**WHAT IS REQUIRED:**
Records follow. Pull out every line that contains "about".

**ENTRIES:**
— start —
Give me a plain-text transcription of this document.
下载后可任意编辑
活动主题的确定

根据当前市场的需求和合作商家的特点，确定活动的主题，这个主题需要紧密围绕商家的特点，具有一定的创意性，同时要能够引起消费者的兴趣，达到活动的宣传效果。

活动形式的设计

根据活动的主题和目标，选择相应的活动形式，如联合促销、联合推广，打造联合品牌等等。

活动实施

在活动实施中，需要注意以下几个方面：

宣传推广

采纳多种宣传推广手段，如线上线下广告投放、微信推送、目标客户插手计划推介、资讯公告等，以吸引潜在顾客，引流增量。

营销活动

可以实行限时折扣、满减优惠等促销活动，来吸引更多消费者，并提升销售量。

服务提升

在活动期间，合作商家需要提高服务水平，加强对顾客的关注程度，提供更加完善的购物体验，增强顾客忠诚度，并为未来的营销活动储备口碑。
— end —
— start —
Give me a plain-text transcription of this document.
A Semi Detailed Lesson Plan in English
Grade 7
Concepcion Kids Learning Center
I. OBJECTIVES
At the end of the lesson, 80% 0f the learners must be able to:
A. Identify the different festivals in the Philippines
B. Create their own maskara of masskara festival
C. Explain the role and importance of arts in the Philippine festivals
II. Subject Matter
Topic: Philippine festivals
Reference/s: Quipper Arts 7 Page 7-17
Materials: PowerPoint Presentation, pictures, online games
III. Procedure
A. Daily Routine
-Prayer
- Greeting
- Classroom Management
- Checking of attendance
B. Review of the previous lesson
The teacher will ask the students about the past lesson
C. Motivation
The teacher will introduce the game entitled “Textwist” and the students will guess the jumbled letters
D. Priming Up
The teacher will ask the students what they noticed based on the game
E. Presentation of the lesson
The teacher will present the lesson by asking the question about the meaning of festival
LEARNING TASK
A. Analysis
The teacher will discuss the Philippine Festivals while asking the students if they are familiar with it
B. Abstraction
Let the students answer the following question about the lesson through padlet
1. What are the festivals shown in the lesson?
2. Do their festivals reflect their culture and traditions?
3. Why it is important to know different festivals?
— end —
**RIGHT ANSWER:**
The teacher will ask the students about the past lesson
The teacher will present the lesson by asking the question about the meaning of festival
Let the students answer the following question about the lesson through padlet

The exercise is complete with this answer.